start DATA SHOWN
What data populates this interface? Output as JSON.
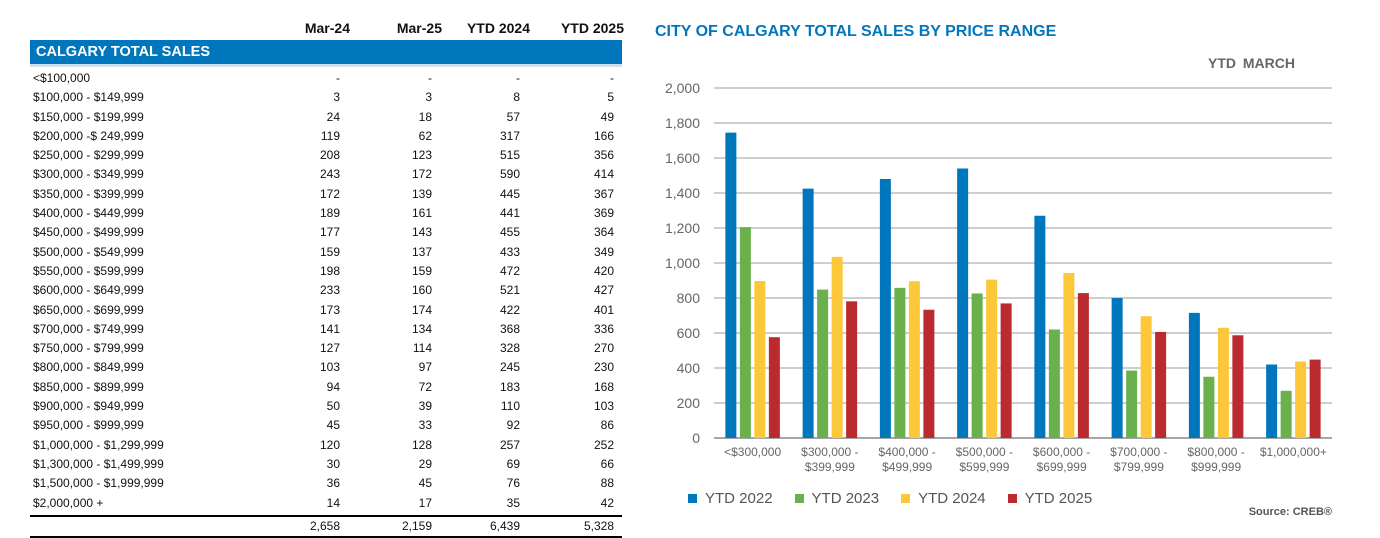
{
  "table": {
    "headers": [
      "Mar-24",
      "Mar-25",
      "YTD 2024",
      "YTD 2025"
    ],
    "section": "CALGARY TOTAL SALES",
    "rows": [
      {
        "label": "<$100,000",
        "v": [
          "-",
          "-",
          "-",
          "-"
        ]
      },
      {
        "label": "$100,000 - $149,999",
        "v": [
          "3",
          "3",
          "8",
          "5"
        ]
      },
      {
        "label": "$150,000 - $199,999",
        "v": [
          "24",
          "18",
          "57",
          "49"
        ]
      },
      {
        "label": "$200,000 -$ 249,999",
        "v": [
          "119",
          "62",
          "317",
          "166"
        ]
      },
      {
        "label": "$250,000 - $299,999",
        "v": [
          "208",
          "123",
          "515",
          "356"
        ]
      },
      {
        "label": "$300,000 - $349,999",
        "v": [
          "243",
          "172",
          "590",
          "414"
        ]
      },
      {
        "label": "$350,000 - $399,999",
        "v": [
          "172",
          "139",
          "445",
          "367"
        ]
      },
      {
        "label": "$400,000 - $449,999",
        "v": [
          "189",
          "161",
          "441",
          "369"
        ]
      },
      {
        "label": "$450,000 - $499,999",
        "v": [
          "177",
          "143",
          "455",
          "364"
        ]
      },
      {
        "label": "$500,000 - $549,999",
        "v": [
          "159",
          "137",
          "433",
          "349"
        ]
      },
      {
        "label": "$550,000 - $599,999",
        "v": [
          "198",
          "159",
          "472",
          "420"
        ]
      },
      {
        "label": "$600,000 - $649,999",
        "v": [
          "233",
          "160",
          "521",
          "427"
        ]
      },
      {
        "label": "$650,000 - $699,999",
        "v": [
          "173",
          "174",
          "422",
          "401"
        ]
      },
      {
        "label": "$700,000 - $749,999",
        "v": [
          "141",
          "134",
          "368",
          "336"
        ]
      },
      {
        "label": "$750,000 - $799,999",
        "v": [
          "127",
          "114",
          "328",
          "270"
        ]
      },
      {
        "label": "$800,000 - $849,999",
        "v": [
          "103",
          "97",
          "245",
          "230"
        ]
      },
      {
        "label": "$850,000 - $899,999",
        "v": [
          "94",
          "72",
          "183",
          "168"
        ]
      },
      {
        "label": "$900,000 - $949,999",
        "v": [
          "50",
          "39",
          "110",
          "103"
        ]
      },
      {
        "label": "$950,000 - $999,999",
        "v": [
          "45",
          "33",
          "92",
          "86"
        ]
      },
      {
        "label": "$1,000,000 - $1,299,999",
        "v": [
          "120",
          "128",
          "257",
          "252"
        ]
      },
      {
        "label": "$1,300,000 - $1,499,999",
        "v": [
          "30",
          "29",
          "69",
          "66"
        ]
      },
      {
        "label": "$1,500,000 - $1,999,999",
        "v": [
          "36",
          "45",
          "76",
          "88"
        ]
      },
      {
        "label": "$2,000,000 +",
        "v": [
          "14",
          "17",
          "35",
          "42"
        ]
      }
    ],
    "totals": [
      "2,658",
      "2,159",
      "6,439",
      "5,328"
    ]
  },
  "chart_data": {
    "type": "bar",
    "title": "CITY OF CALGARY TOTAL SALES BY PRICE RANGE",
    "subtitle": "YTD  MARCH",
    "source": "Source: CREB®",
    "categories": [
      [
        "<$300,000"
      ],
      [
        "$300,000 -",
        "$399,999"
      ],
      [
        "$400,000 -",
        "$499,999"
      ],
      [
        "$500,000 -",
        "$599,999"
      ],
      [
        "$600,000 -",
        "$699,999"
      ],
      [
        "$700,000 -",
        "$799,999"
      ],
      [
        "$800,000 -",
        "$999,999"
      ],
      [
        "$1,000,000+"
      ]
    ],
    "ylim": [
      0,
      2000
    ],
    "yticks": [
      "0",
      "200",
      "400",
      "600",
      "800",
      "1,000",
      "1,200",
      "1,400",
      "1,600",
      "1,800",
      "2,000"
    ],
    "grid": true,
    "legend_position": "bottom",
    "series": [
      {
        "name": "YTD  2022",
        "color": "#0077bd",
        "values": [
          1745,
          1425,
          1480,
          1540,
          1270,
          800,
          715,
          420
        ]
      },
      {
        "name": "YTD  2023",
        "color": "#6ab04c",
        "values": [
          1205,
          848,
          858,
          826,
          620,
          385,
          350,
          270
        ]
      },
      {
        "name": "YTD  2024",
        "color": "#fcc83a",
        "values": [
          897,
          1035,
          896,
          905,
          943,
          696,
          630,
          437
        ]
      },
      {
        "name": "YTD  2025",
        "color": "#bb2a2e",
        "values": [
          576,
          781,
          733,
          769,
          828,
          606,
          587,
          448
        ]
      }
    ]
  }
}
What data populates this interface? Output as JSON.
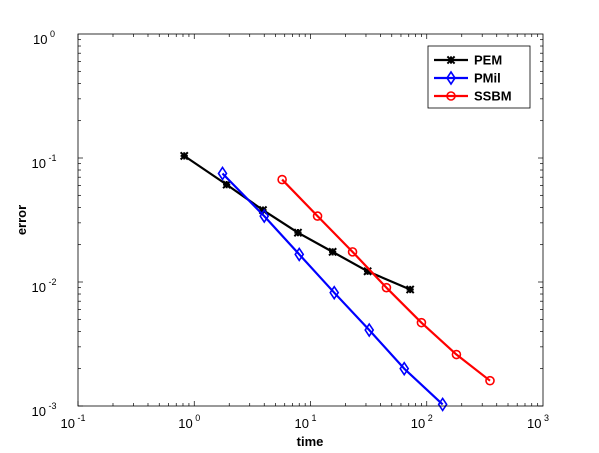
{
  "chart_data": {
    "type": "line",
    "xlabel": "time",
    "ylabel": "error",
    "xscale": "log",
    "yscale": "log",
    "xlim": [
      0.1,
      1000
    ],
    "ylim": [
      0.001,
      1
    ],
    "xticks": [
      {
        "base": "10",
        "exp": "-1"
      },
      {
        "base": "10",
        "exp": "0"
      },
      {
        "base": "10",
        "exp": "1"
      },
      {
        "base": "10",
        "exp": "2"
      },
      {
        "base": "10",
        "exp": "3"
      }
    ],
    "yticks": [
      {
        "base": "10",
        "exp": "-3"
      },
      {
        "base": "10",
        "exp": "-2"
      },
      {
        "base": "10",
        "exp": "-1"
      },
      {
        "base": "10",
        "exp": "0"
      }
    ],
    "legend_position": "top-right",
    "grid": false,
    "series": [
      {
        "name": "PEM",
        "color": "#000000",
        "marker": "asterisk",
        "x": [
          0.82,
          1.9,
          3.9,
          7.8,
          15.5,
          31,
          72
        ],
        "y": [
          0.104,
          0.061,
          0.038,
          0.025,
          0.0175,
          0.0122,
          0.0087
        ]
      },
      {
        "name": "PMil",
        "color": "#0000ff",
        "marker": "diamond",
        "x": [
          1.75,
          4.0,
          8.0,
          16,
          32,
          64,
          137
        ],
        "y": [
          0.075,
          0.034,
          0.0167,
          0.0082,
          0.0041,
          0.002,
          0.00103
        ]
      },
      {
        "name": "SSBM",
        "color": "#ff0000",
        "marker": "circle",
        "x": [
          5.7,
          11.5,
          23,
          45,
          90,
          180,
          350
        ],
        "y": [
          0.067,
          0.034,
          0.0175,
          0.009,
          0.0047,
          0.0026,
          0.0016
        ]
      }
    ]
  }
}
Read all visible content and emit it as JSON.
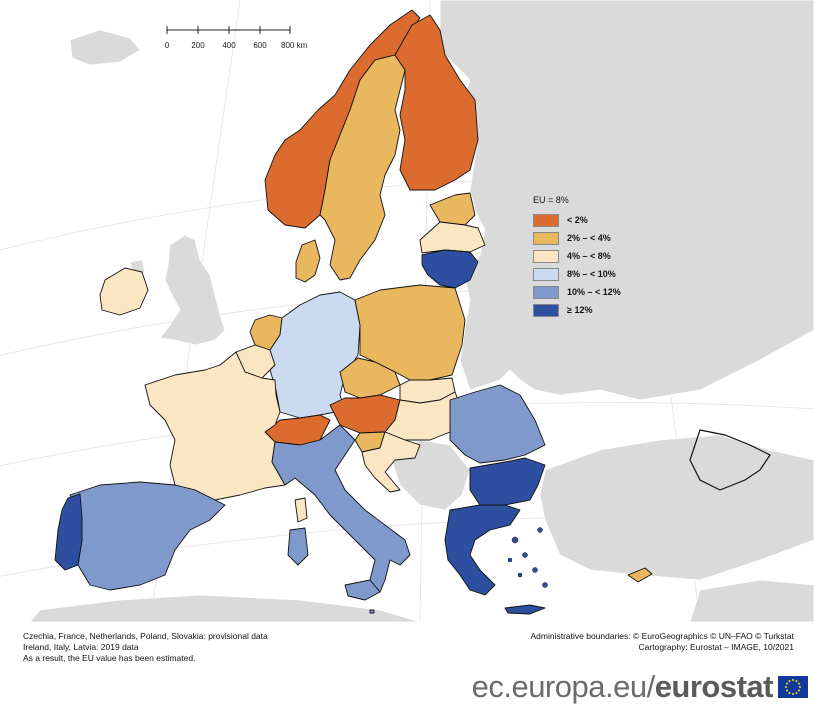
{
  "map": {
    "scale_bar": {
      "ticks": [
        "0",
        "200",
        "400",
        "600",
        "800 km"
      ]
    }
  },
  "legend": {
    "title": "EU = 8%",
    "items": [
      {
        "label": "< 2%",
        "color": "#dc6b2f"
      },
      {
        "label": "2% – < 4%",
        "color": "#e9b75e"
      },
      {
        "label": "4% – < 8%",
        "color": "#fbe6c4"
      },
      {
        "label": "8% – < 10%",
        "color": "#cbdaf0"
      },
      {
        "label": "10% – < 12%",
        "color": "#8099cc"
      },
      {
        "label": "≥ 12%",
        "color": "#2e4fa0"
      }
    ]
  },
  "colors": {
    "non_eu_land": "#dadada",
    "non_eu_border": "#ffffff",
    "sea": "#ffffff",
    "graticule": "#e3e3e3"
  },
  "countries": {
    "norway": "< 2%",
    "sweden": "2% – < 4%",
    "finland": "< 2%",
    "estonia": "2% – < 4%",
    "latvia": "4% – < 8%",
    "lithuania": "≥ 12%",
    "denmark": "2% – < 4%",
    "ireland": "4% – < 8%",
    "netherlands": "2% – < 4%",
    "belgium": "4% – < 8%",
    "germany": "8% – < 10%",
    "poland": "2% – < 4%",
    "czechia": "2% – < 4%",
    "slovakia": "4% – < 8%",
    "austria": "< 2%",
    "switzerland": "< 2%",
    "france": "4% – < 8%",
    "slovenia": "2% – < 4%",
    "hungary": "4% – < 8%",
    "croatia": "4% – < 8%",
    "romania": "10% – < 12%",
    "bulgaria": "≥ 12%",
    "italy": "10% – < 12%",
    "spain": "10% – < 12%",
    "portugal": "≥ 12%",
    "greece": "≥ 12%",
    "cyprus": "2% – < 4%",
    "malta": "10% – < 12%"
  },
  "footer": {
    "notes": [
      "Czechia, France, Netherlands, Poland, Slovakia: provisional data",
      "Ireland, Italy, Latvia: 2019 data",
      "As a result, the EU value has been estimated."
    ],
    "credits": [
      "Administrative boundaries: © EuroGeographics © UN–FAO © Turkstat",
      "Cartography: Eurostat – IMAGE, 10/2021"
    ]
  },
  "brand": {
    "url": "ec.europa.eu/",
    "name": "eurostat"
  }
}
end DATA SHOWN
(WHAT YOU SHOULD DO): Show all lines in the entries above where the string "name" appears.

(SOLUTION):
        "name": "YTD  2022",
        "name": "YTD  2023",
        "name": "YTD  2024",
        "name": "YTD  2025",
        "name": "PEM",
        "name": "PMil",
        "name": "SSBM",
    "name": "eurostat"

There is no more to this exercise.